== GIVEN TASK ==
Report how many lines include the word "Access", and nothing besides that number.

== Items listed in a dataset ==

▬▬▬▬▬▬▬▬▬▬

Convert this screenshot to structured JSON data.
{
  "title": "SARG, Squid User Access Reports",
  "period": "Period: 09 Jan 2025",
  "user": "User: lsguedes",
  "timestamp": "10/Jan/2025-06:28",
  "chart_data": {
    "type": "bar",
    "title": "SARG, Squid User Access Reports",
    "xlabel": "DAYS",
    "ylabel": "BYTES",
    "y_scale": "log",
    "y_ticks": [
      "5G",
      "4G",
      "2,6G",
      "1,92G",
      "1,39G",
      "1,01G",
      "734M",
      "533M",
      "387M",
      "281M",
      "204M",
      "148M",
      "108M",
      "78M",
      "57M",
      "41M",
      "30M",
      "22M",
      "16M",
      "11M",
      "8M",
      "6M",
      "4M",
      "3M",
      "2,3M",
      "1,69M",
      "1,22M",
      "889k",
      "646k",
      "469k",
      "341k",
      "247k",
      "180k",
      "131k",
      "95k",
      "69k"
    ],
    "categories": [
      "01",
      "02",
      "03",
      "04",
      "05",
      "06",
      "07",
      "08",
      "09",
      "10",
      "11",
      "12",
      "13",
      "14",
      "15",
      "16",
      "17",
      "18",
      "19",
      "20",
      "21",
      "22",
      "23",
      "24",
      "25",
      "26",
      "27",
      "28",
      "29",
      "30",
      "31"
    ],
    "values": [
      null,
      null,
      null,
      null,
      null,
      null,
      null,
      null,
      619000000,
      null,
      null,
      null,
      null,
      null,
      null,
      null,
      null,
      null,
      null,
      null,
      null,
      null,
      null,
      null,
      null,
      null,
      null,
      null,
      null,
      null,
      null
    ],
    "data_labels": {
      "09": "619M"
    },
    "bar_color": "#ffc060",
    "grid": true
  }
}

▬▬▬▬▬▬▬▬▬▬

== PROBLEM SOLUTION ==
2